Please repeat all of the listing exactly.

## DATASET EXCERPTS
· · · ·
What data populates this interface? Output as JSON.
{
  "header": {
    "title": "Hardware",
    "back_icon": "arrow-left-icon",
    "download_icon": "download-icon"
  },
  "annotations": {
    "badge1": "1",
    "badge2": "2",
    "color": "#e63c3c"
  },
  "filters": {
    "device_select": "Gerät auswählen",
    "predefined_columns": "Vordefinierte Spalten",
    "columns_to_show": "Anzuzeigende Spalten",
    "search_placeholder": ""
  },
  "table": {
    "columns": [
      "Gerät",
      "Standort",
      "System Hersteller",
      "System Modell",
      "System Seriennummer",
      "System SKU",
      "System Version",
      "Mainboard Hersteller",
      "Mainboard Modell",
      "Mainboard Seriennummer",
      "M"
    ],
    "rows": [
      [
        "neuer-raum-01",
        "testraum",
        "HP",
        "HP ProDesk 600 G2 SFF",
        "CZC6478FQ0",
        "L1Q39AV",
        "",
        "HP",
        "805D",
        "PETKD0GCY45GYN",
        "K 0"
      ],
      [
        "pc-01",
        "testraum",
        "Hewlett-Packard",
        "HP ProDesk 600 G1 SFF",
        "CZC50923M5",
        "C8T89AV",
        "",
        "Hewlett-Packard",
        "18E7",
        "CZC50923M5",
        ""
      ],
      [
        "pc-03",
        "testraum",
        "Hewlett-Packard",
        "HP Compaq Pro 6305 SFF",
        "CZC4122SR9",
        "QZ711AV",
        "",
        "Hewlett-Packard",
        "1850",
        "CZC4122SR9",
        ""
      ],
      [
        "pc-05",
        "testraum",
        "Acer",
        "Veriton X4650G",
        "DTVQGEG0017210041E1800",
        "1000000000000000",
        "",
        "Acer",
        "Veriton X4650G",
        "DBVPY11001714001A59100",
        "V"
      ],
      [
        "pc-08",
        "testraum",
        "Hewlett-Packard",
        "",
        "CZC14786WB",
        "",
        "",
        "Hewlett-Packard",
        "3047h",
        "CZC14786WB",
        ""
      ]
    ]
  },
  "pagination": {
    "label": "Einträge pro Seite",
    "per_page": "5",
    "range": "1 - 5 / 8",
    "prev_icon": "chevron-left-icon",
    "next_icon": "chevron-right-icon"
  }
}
· · · ·
## RESPONSE TO THE TASK
What data populates this interface? Output as JSON.
{
  "header": {
    "title": "Hardware",
    "back_icon": "arrow-left-icon",
    "download_icon": "download-icon"
  },
  "annotations": {
    "badge1": "1",
    "badge2": "2",
    "color": "#e63c3c"
  },
  "filters": {
    "device_select": "Gerät auswählen",
    "predefined_columns": "Vordefinierte Spalten",
    "columns_to_show": "Anzuzeigende Spalten",
    "search_placeholder": ""
  },
  "table": {
    "columns": [
      "Gerät",
      "Standort",
      "System Hersteller",
      "System Modell",
      "System Seriennummer",
      "System SKU",
      "System Version",
      "Mainboard Hersteller",
      "Mainboard Modell",
      "Mainboard Seriennummer",
      "M"
    ],
    "rows": [
      [
        "neuer-raum-01",
        "testraum",
        "HP",
        "HP ProDesk 600 G2 SFF",
        "CZC6478FQ0",
        "L1Q39AV",
        "",
        "HP",
        "805D",
        "PETKD0GCY45GYN",
        "K 0"
      ],
      [
        "pc-01",
        "testraum",
        "Hewlett-Packard",
        "HP ProDesk 600 G1 SFF",
        "CZC50923M5",
        "C8T89AV",
        "",
        "Hewlett-Packard",
        "18E7",
        "CZC50923M5",
        ""
      ],
      [
        "pc-03",
        "testraum",
        "Hewlett-Packard",
        "HP Compaq Pro 6305 SFF",
        "CZC4122SR9",
        "QZ711AV",
        "",
        "Hewlett-Packard",
        "1850",
        "CZC4122SR9",
        ""
      ],
      [
        "pc-05",
        "testraum",
        "Acer",
        "Veriton X4650G",
        "DTVQGEG0017210041E1800",
        "1000000000000000",
        "",
        "Acer",
        "Veriton X4650G",
        "DBVPY11001714001A59100",
        "V"
      ],
      [
        "pc-08",
        "testraum",
        "Hewlett-Packard",
        "",
        "CZC14786WB",
        "",
        "",
        "Hewlett-Packard",
        "3047h",
        "CZC14786WB",
        ""
      ]
    ]
  },
  "pagination": {
    "label": "Einträge pro Seite",
    "per_page": "5",
    "range": "1 - 5 / 8",
    "prev_icon": "chevron-left-icon",
    "next_icon": "chevron-right-icon"
  }
}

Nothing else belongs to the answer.